The task
Check each line for the word "data" and report how many have it. Give nothing else.

Material
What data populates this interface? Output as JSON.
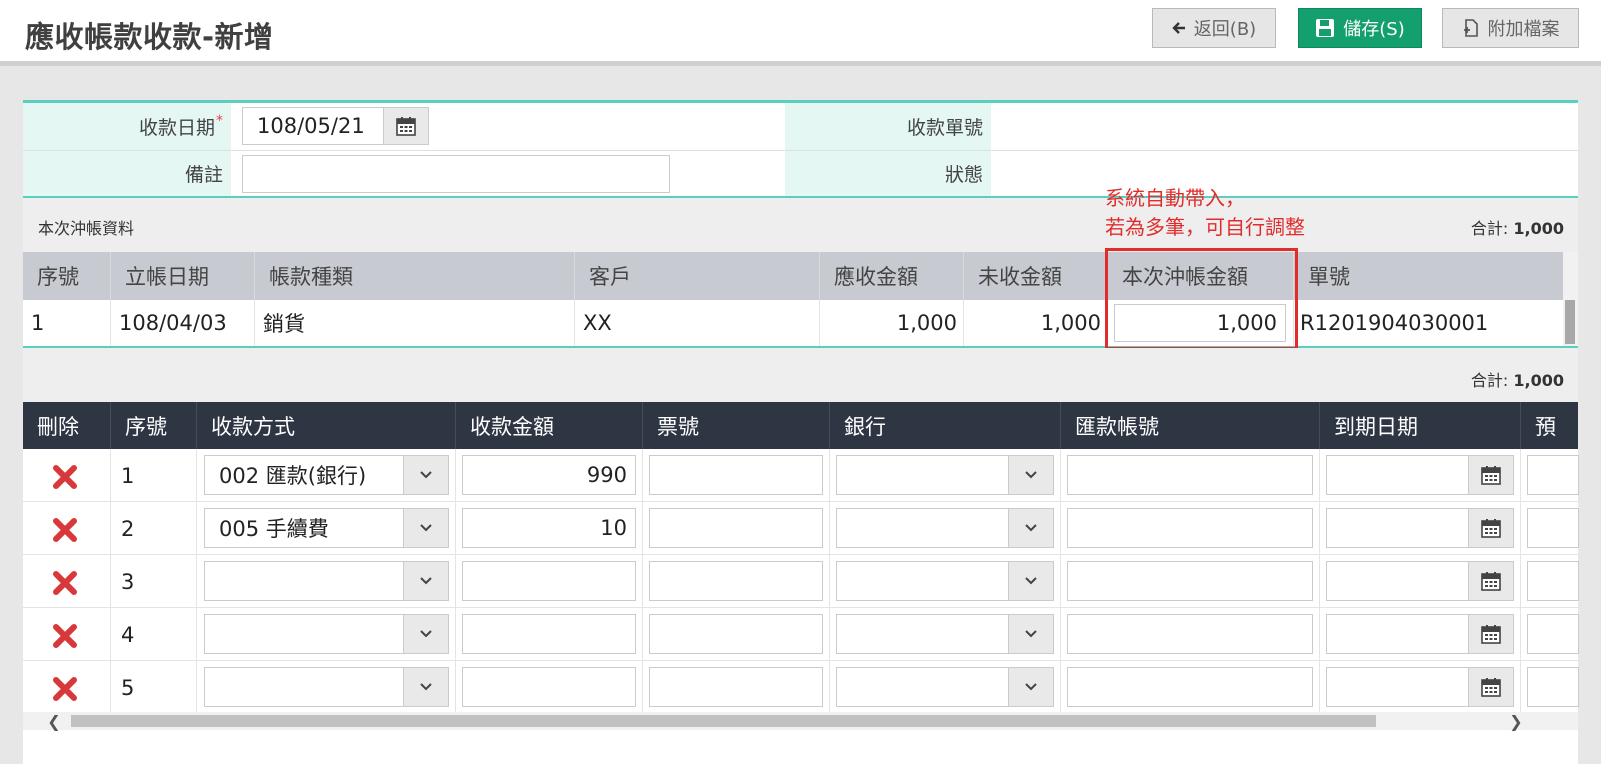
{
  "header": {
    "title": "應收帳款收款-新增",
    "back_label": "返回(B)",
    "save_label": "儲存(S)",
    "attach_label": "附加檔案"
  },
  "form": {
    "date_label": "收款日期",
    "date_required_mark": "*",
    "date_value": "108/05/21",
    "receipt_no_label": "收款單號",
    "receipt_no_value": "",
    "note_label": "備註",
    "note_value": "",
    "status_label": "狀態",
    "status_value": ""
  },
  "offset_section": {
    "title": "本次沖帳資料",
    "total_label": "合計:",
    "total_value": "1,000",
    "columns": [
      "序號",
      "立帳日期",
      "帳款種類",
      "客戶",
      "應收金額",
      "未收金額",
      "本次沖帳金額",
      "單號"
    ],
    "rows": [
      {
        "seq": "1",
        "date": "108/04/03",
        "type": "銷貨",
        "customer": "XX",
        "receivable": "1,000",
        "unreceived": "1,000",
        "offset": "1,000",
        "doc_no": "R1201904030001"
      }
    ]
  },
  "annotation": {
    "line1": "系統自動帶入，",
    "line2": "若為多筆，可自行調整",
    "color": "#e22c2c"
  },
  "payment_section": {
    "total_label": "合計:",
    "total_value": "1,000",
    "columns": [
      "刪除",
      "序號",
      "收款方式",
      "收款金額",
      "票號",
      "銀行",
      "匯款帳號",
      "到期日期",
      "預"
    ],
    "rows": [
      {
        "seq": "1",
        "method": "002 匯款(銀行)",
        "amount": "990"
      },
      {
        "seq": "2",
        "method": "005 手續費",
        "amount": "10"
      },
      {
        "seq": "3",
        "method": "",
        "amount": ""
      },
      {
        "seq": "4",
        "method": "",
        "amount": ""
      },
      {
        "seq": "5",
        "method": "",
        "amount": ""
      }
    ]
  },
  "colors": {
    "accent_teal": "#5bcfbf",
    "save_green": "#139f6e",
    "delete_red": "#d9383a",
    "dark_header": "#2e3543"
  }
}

* * *

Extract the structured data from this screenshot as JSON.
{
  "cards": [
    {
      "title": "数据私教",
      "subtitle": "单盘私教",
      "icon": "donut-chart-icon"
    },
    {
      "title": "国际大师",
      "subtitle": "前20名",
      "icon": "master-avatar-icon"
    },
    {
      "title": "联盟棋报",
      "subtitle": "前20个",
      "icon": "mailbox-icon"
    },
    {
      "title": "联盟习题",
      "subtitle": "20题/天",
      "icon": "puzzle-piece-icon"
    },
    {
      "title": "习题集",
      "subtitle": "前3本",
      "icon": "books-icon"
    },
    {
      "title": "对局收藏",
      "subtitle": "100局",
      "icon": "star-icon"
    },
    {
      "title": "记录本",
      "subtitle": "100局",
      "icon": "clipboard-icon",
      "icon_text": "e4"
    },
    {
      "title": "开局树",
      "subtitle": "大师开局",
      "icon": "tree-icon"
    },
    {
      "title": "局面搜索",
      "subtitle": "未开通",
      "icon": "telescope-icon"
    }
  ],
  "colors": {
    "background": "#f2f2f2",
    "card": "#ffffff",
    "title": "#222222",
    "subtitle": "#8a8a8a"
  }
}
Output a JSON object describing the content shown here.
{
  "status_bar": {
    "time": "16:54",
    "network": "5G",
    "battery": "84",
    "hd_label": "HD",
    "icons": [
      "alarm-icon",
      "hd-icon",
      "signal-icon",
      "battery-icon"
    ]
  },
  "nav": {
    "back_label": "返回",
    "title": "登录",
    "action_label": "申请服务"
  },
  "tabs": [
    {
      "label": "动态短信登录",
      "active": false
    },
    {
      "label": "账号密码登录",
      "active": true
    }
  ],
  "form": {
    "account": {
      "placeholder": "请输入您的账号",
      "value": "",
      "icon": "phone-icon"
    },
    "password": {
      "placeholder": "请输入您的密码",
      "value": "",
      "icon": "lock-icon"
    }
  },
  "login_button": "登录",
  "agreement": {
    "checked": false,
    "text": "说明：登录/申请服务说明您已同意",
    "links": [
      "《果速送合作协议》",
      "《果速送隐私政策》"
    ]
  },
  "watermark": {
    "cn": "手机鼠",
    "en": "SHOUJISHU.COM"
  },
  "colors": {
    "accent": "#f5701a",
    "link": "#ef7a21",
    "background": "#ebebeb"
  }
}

---

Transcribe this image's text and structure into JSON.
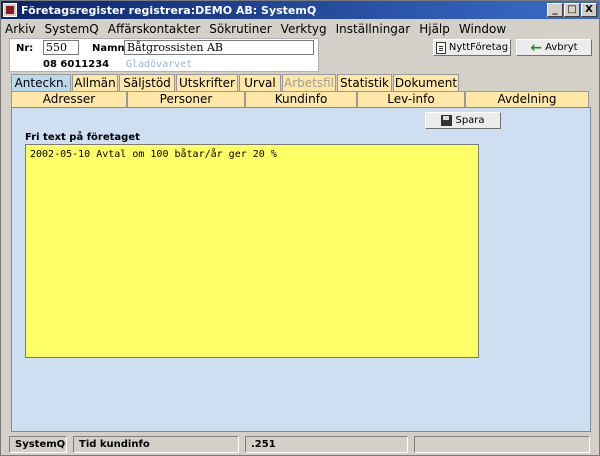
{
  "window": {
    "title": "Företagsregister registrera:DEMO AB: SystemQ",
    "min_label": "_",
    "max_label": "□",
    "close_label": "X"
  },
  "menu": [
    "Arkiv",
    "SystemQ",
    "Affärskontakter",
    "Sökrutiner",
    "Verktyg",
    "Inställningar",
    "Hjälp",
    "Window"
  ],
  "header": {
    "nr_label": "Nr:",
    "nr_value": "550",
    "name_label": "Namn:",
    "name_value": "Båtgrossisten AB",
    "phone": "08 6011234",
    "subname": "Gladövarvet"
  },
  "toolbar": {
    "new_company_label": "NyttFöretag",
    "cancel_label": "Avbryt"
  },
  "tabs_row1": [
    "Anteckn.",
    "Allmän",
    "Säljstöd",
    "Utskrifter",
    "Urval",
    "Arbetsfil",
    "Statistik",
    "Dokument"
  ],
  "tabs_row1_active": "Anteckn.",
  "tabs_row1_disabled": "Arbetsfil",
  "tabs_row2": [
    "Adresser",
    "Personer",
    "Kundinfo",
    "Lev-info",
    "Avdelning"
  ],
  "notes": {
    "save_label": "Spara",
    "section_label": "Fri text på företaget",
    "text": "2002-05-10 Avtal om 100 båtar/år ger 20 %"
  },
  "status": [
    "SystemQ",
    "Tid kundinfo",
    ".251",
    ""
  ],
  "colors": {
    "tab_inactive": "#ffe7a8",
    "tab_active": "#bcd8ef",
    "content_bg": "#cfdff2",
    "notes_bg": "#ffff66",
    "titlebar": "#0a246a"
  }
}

Solution for this exercise
2